== Task description ==
Scan the data that follows and count the lines with the string "Alexandre"; answer with the count alone.

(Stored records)
● ● ● ● ● ● ●
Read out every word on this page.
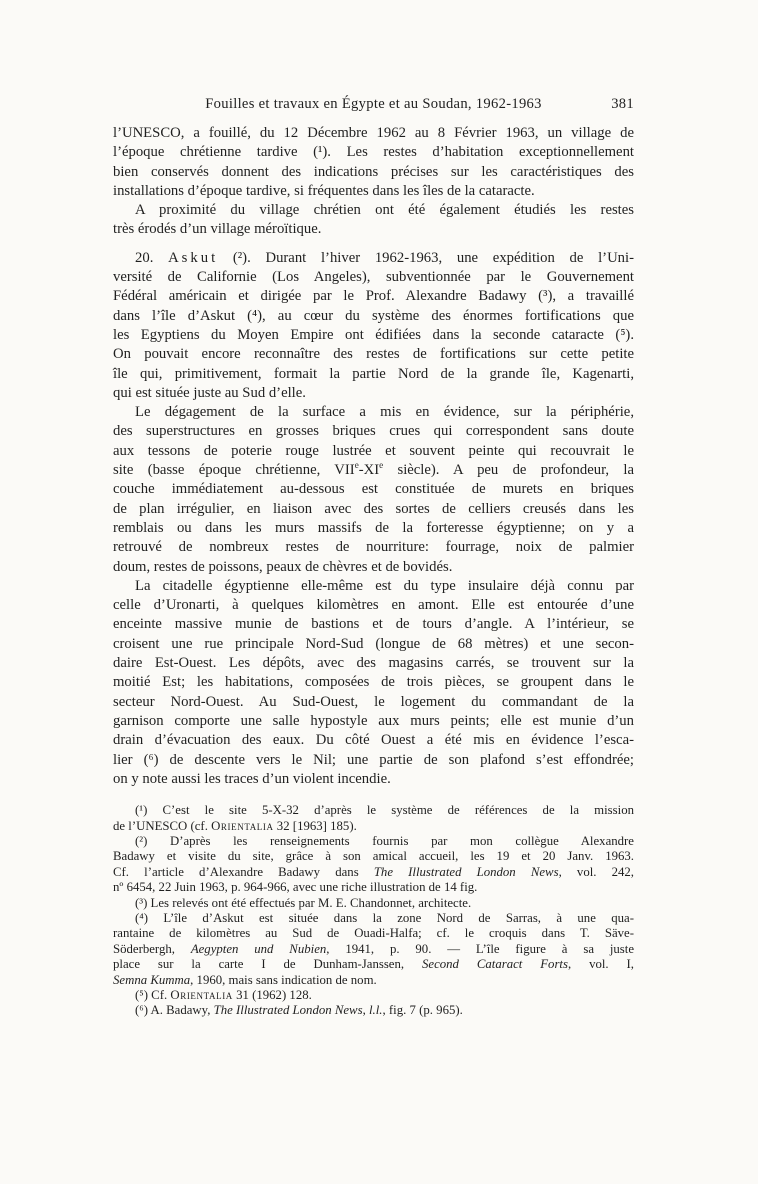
Fouilles et travaux en Égypte et au Soudan, 1962-1963	381
l’UNESCO, a fouillé, du 12 Décembre 1962 au 8 Février 1963, un village de
l’époque chrétienne tardive (¹). Les restes d’habitation exceptionnellement
bien conservés donnent des indications précises sur les caractéristiques des
installations d’époque tardive, si fréquentes dans les îles de la cataracte.
A proximité du village chrétien ont été également étudiés les restes
très érodés d’un village méroïtique.
20. Askut (²). Durant l’hiver 1962-1963, une expédition de l’Uni-
versité de Californie (Los Angeles), subventionnée par le Gouvernement
Fédéral américain et dirigée par le Prof. Alexandre Badawy (³), a travaillé
dans l’île d’Askut (⁴), au cœur du système des énormes fortifications que
les Egyptiens du Moyen Empire ont édifiées dans la seconde cataracte (⁵).
On pouvait encore reconnaître des restes de fortifications sur cette petite
île qui, primitivement, formait la partie Nord de la grande île, Kagenarti,
qui est située juste au Sud d’elle.
Le dégagement de la surface a mis en évidence, sur la périphérie,
des superstructures en grosses briques crues qui correspondent sans doute
aux tessons de poterie rouge lustrée et souvent peinte qui recouvrait le
site (basse époque chrétienne, VIIe-XIe siècle). A peu de profondeur, la
couche immédiatement au-dessous est constituée de murets en briques
de plan irrégulier, en liaison avec des sortes de celliers creusés dans les
remblais ou dans les murs massifs de la forteresse égyptienne; on y a
retrouvé de nombreux restes de nourriture: fourrage, noix de palmier
doum, restes de poissons, peaux de chèvres et de bovidés.
La citadelle égyptienne elle-même est du type insulaire déjà connu par
celle d’Uronarti, à quelques kilomètres en amont. Elle est entourée d’une
enceinte massive munie de bastions et de tours d’angle. A l’intérieur, se
croisent une rue principale Nord-Sud (longue de 68 mètres) et une secon-
daire Est-Ouest. Les dépôts, avec des magasins carrés, se trouvent sur la
moitié Est; les habitations, composées de trois pièces, se groupent dans le
secteur Nord-Ouest. Au Sud-Ouest, le logement du commandant de la
garnison comporte une salle hypostyle aux murs peints; elle est munie d’un
drain d’évacuation des eaux. Du côté Ouest a été mis en évidence l’esca-
lier (⁶) de descente vers le Nil; une partie de son plafond s’est effondrée;
on y note aussi les traces d’un violent incendie.
(¹) C’est le site 5-X-32 d’après le système de références de la mission
de l’UNESCO (cf. Orientalia 32 [1963] 185).
(²) D’après les renseignements fournis par mon collègue Alexandre
Badawy et visite du site, grâce à son amical accueil, les 19 et 20 Janv. 1963.
Cf. l’article d’Alexandre Badawy dans The Illustrated London News, vol. 242,
nº 6454, 22 Juin 1963, p. 964-966, avec une riche illustration de 14 fig.
(³) Les relevés ont été effectués par M. E. Chandonnet, architecte.
(⁴) L’île d’Askut est située dans la zone Nord de Sarras, à une qua-
rantaine de kilomètres au Sud de Ouadi-Halfa; cf. le croquis dans T. Säve-
Söderbergh, Aegypten und Nubien, 1941, p. 90. — L’île figure à sa juste
place sur la carte I de Dunham-Janssen, Second Cataract Forts, vol. I,
Semna Kumma, 1960, mais sans indication de nom.
(⁵) Cf. Orientalia 31 (1962) 128.
(⁶) A. Badawy, The Illustrated London News, l.l., fig. 7 (p. 965).
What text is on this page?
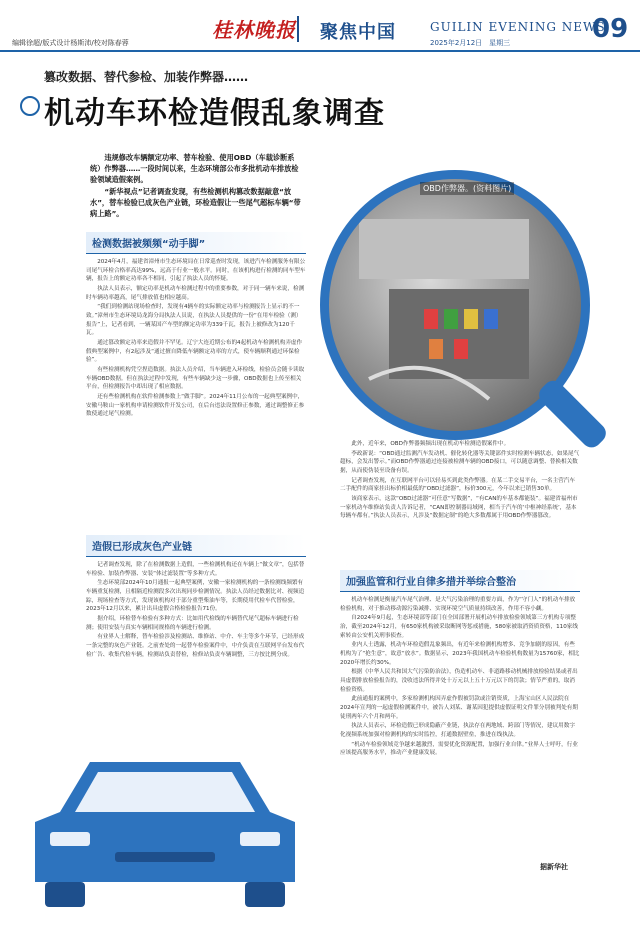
编辑徐超/版式设计杨斯沛/校对陈春蓉
桂林晚报 聚焦中国	GUILIN EVENING NEWS
2025年2月12日　星期三	09
篡改数据、替代参检、加装作弊器……
机动车环检造假乱象调查

违规修改车辆额定功率、替车检验、使用OBD（车载诊断系统）作弊器……一段时间以来，生态环境部公布多批机动车排放检验领域造假案例。

“新华视点”记者调查发现，有些检测机构篡改数据敲意“放水”，替车检验已成灰色产业链，环检造假让一些尾气超标车辆“带病上路”。

OBD作弊器。(资料图片)
检测数据被频频“动手脚”

2024年4月，福建省漳州市生态环境局在日常巡查时发现，该进汽车检测服务有限公司尾气环检合格率高达99%，远高于行业一般水平。同时，在该机构进行检测的同车型车辆，报告上的额定功率各不相同，引起了执法人员的怀疑。

执法人员表示，额定功率是机动车检测过程中的重要参数，对于同一辆车来说，检测时车辆功率越高，尾气排放值也相应越高。

“我们到检测站现场检查时，发现有4辆车的实际额定功率与检测报告上显示的不一致。”漳州市生态环境局龙海分局执法人员说，在执法人员提供的一份“在用车检验（测）报告”上，记者看到，一辆某国产车型的额定功率为339千瓦，报告上被修改为120千瓦。

通过篡改额定功率来造假并不罕见。辽宁大连近期公布的4起机动车检测机构弄虚作假典型案例中，有2起涉及“通过擅自降低车辆额定功率的方式，使车辆顺利通过环保检验”。

有些检测机构凭空捏造数据。执法人员介绍，当车辆进入环检线，检验员会随卡读取车辆OBD数据。但在执法过程中发现，有些车辆缺少这一步骤，OBD数据也上传至相关平台，但检测报告中却出现了相应数据。

还有些检测机构在软件检测参数上“做手脚”。2024年11月公布的一起典型案例中，安徽马鞍山一家机构申请检测软件开发公司，在后台违法设置修正参数，通过调整修正参数使通过尾气检测。

造假已形成灰色产业链

记者调查发现，除了在检测数据上造假，一些检测机构还在车辆上“做文章”，包括替车检验、加装作弊器、安装“体过滤装置”等多种方式。

生态环境部2024年10月通报一起典型案例，安徽一家检测机构的一条检测线频繁有车辆重复检测，且相隔近检测段多次出现同步检测情况。执法人员经过数据比对、视频追踪，现场检查等方式，发现该机构对于部分重型柴油车等，长期使用代检车代替检验，2023年12月以来，累计出具虚假合格检验报告71份。

据介绍，环检替车检验有多种方式：比如用代检线的车辆替代尾气超标车辆进行检测；使用安装与真实车辆相同规格的车辆进行检测。

有业界人士解释，替车检验涉及检测站、维修站、中介、车主等多个环节，已经形成一条完整的灰色产业链。之前查处的一起替车检验案件中，中介负责在互联网平台发布代检广告、收集代检车辆，检测站负责替检，检修站负责车辆调整，三方按比例分成。

此外，近年来，OBD作弊器频频出现在机动车检测造假案件中。

李政新说：“OBD通过监测汽车发动机、催化转化器等关键部件实时检测车辆状态，如果尾气超标，会发出警示。”而OBD作弊器通过连接被检测车辆的OBD接口，可以随意调整、替换相关数据，从而使伪装至设备有误。

记者调查发现，在互联网平台可以轻易买到此类作弊器。在某二手交易平台，一名主营汽车二手配件的商家挂出标价相最低的“OBD过滤器”，标价300元，今年以来已销售30单。

该商家表示，这款“OBD过滤器”可任意“写数据”，“有CAN的车基本都能装”。福建省福州市一家机动车维修站负责人告诉记者，“CAN即控制器局域网，相当于汽车的‘中枢神经系统’，基本每辆车都有。”执法人员表示，凡涉及“数据定制”的绝大多数都属于用OBD作弊器篡改。

加强监管和行业自律多措并举综合整治

机动车检测是衡量汽车尾气治理、是大气污染治理的重要方面，作为“守门人”的机动车排放检验机构，对于推动移动源污染减排、实现环境空气质量持续改善，作用不容小觑。

自2024年9月起，生态环境部等部门在全国部署开展机动车排放检验领域第三方机构专项整治，截至2024年12月，有650家机构被采取断网等惩戒措施，580家被取消资质资格，110家线索转由公安机关刑事侦查。

业内人士透露，机动车环检造假乱象频出，有近年来检测机构增多、竞争加剧的原因，有些机构为了“抢生意”，故意“放水”。数据显示，2023年我国机动车检验机构数量为15760家，相比2020年增长约30%。

根据《中华人民共和国大气污染防治法》，伪造机动车、非道路移动机械排放检验结果或者出具虚假排放检验报告的，没收违法所得并处十万元以上五十万元以下的罚款；情节严重的，取消检验资格。

此前通报的案例中，多家检测机构因弄虚作假被罚款或注销资质，上海宝山区人民法院在2024年宣判的一起虚假检测案件中，被告人刘某、谢某因犯提供虚假证明文件罪分别被判处有期徒刑两年六个月和两年。

执法人员表示，环检造假已形成隐蔽产业链，执法存在两地域、跨部门等情况，建议用数字化视频系统加强对检测机构的实时监控，打通数据壁垒，推进在线执法。

“机动车检验领域竞争越来越激烈，需要优化资源配置，加强行业自律。”业界人士呼吁，行业应该提高服务水平，推动产业健康发展。

据新华社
● ● ● ● ● ● ●
== Response below ==
3